-- Begin Data excerpts --

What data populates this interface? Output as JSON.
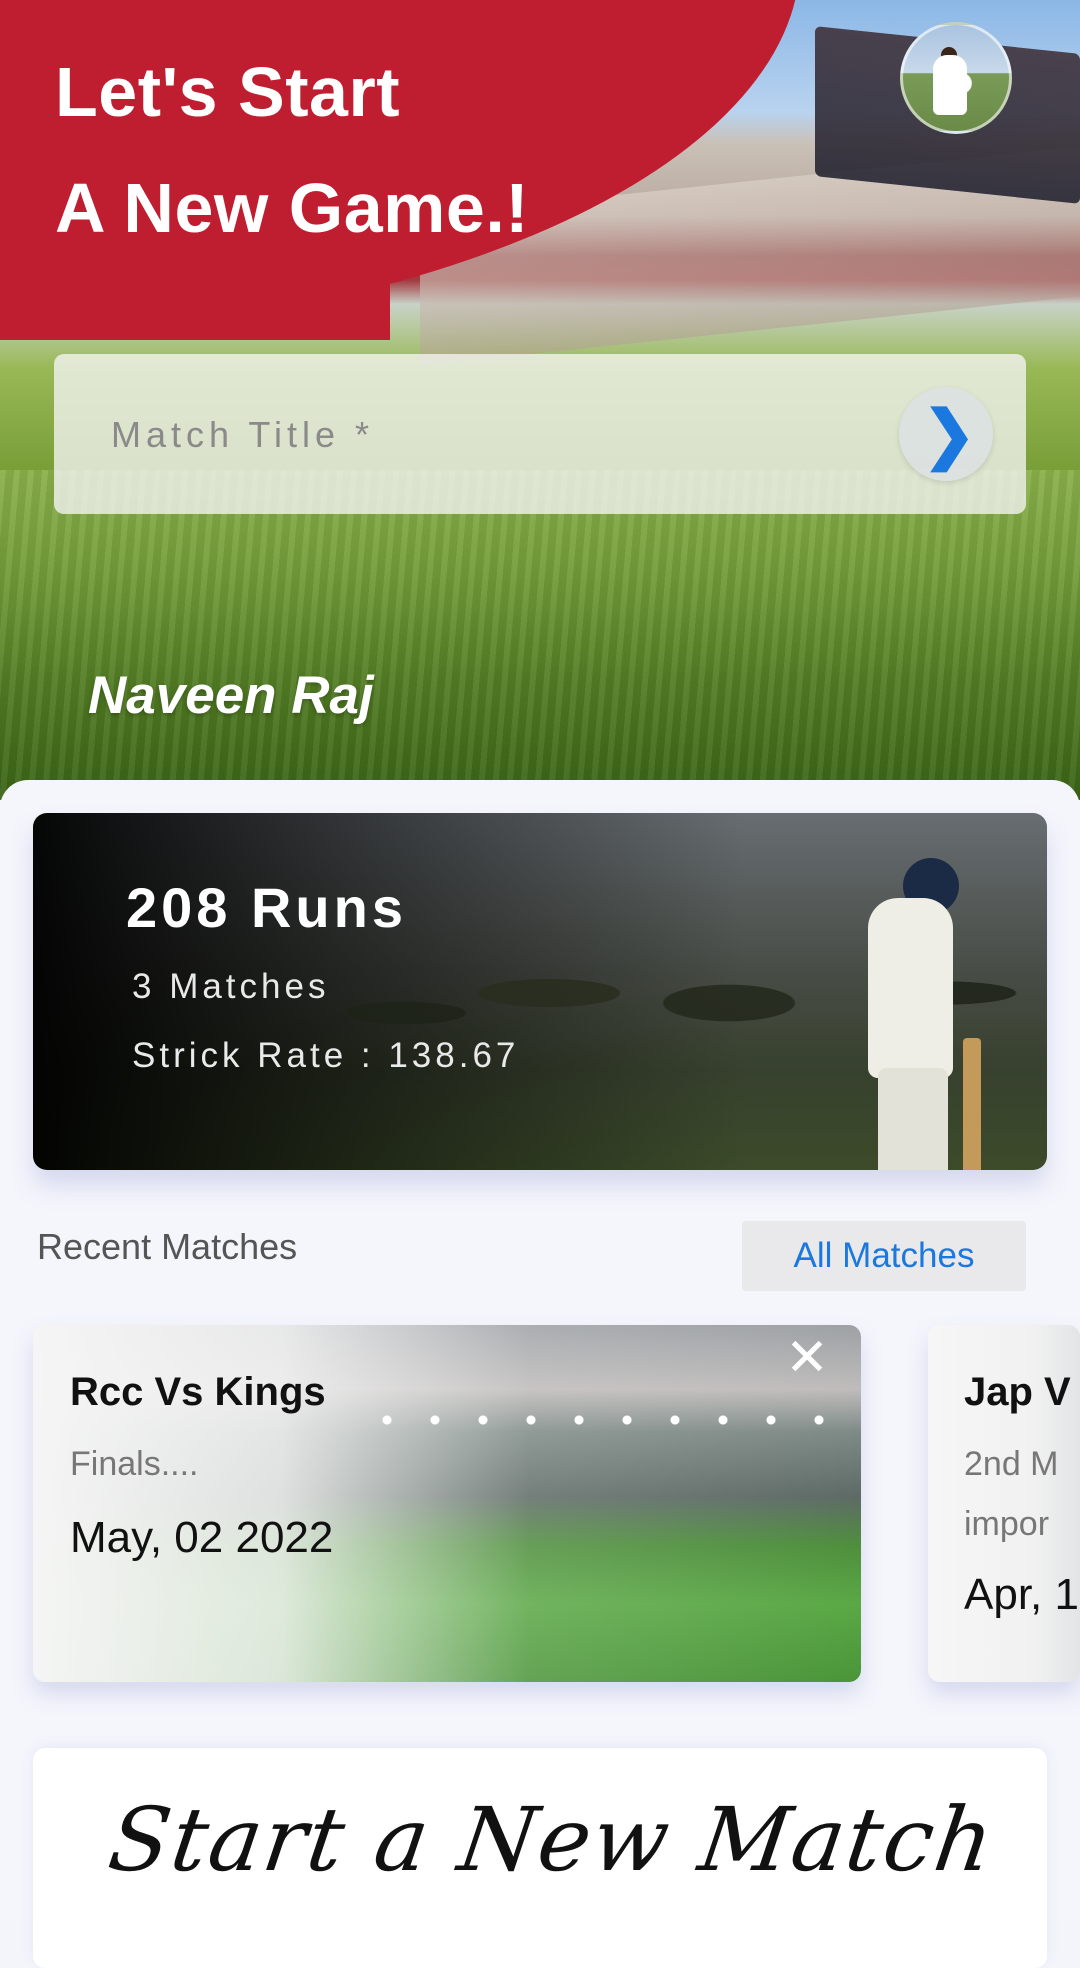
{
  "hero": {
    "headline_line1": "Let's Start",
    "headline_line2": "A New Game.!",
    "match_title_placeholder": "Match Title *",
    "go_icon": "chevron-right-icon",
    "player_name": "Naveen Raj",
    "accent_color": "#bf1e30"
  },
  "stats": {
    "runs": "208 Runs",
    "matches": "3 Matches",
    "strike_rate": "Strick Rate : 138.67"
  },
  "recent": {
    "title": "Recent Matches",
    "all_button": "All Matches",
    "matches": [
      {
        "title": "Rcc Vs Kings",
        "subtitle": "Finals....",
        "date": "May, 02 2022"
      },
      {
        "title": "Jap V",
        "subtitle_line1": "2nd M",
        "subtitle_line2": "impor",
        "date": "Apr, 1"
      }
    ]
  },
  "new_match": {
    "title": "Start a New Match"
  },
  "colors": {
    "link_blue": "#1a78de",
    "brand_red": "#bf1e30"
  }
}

-- End Data excerpts --
-- Begin Data excerpts --

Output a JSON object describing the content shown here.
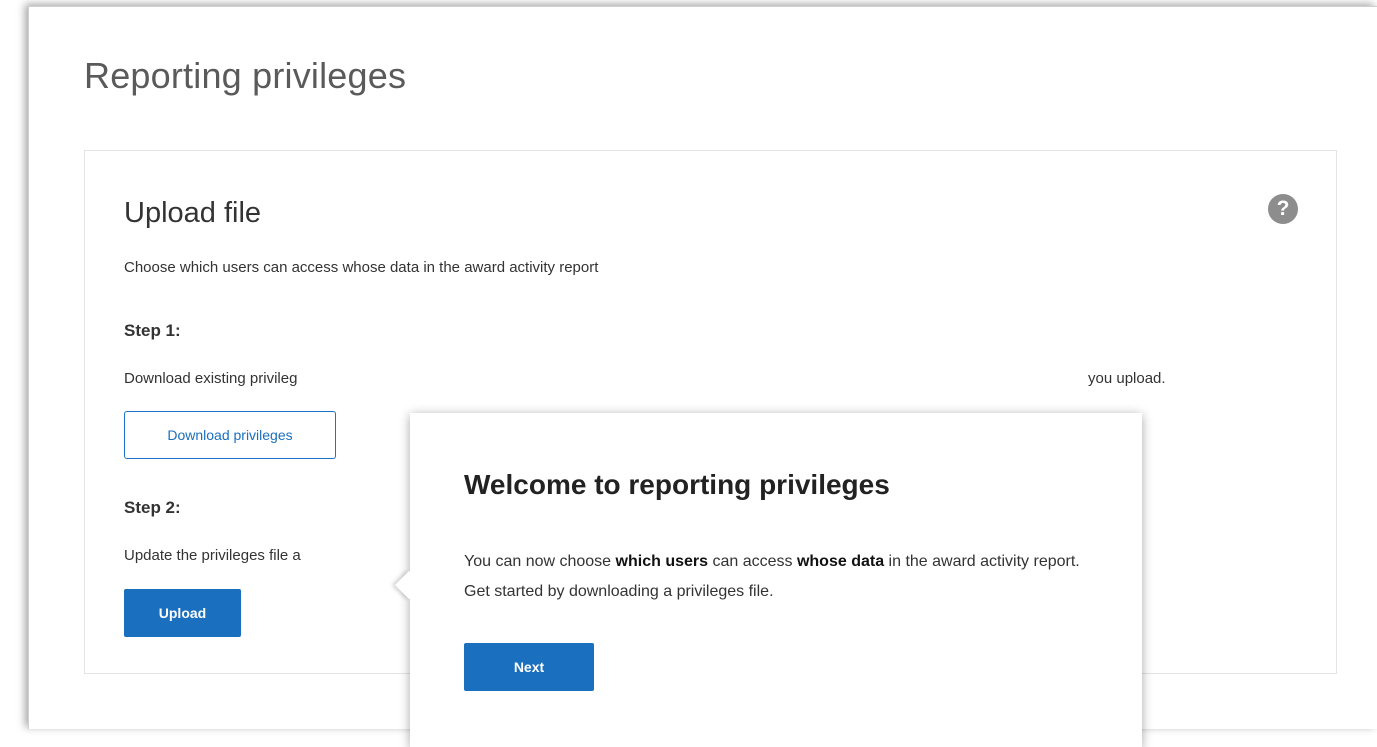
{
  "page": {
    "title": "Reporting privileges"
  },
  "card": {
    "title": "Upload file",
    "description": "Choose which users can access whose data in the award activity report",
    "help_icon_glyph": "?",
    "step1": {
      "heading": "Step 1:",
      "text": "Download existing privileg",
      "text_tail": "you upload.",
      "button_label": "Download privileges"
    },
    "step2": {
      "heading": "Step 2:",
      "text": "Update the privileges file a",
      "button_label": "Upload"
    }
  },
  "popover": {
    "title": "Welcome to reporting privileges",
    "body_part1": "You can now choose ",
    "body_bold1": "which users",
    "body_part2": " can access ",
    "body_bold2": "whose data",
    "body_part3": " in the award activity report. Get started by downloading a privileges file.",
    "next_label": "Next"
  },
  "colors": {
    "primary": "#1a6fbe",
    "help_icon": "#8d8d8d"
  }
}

-- End Data excerpts --

Set problem: Which lines hold the word "file"? Copy all of them.

Answer below:
    "title": "Upload file",
      "text": "Update the privileges file a",
    "body_part3": " in the award activity report. Get started by downloading a privileges file.",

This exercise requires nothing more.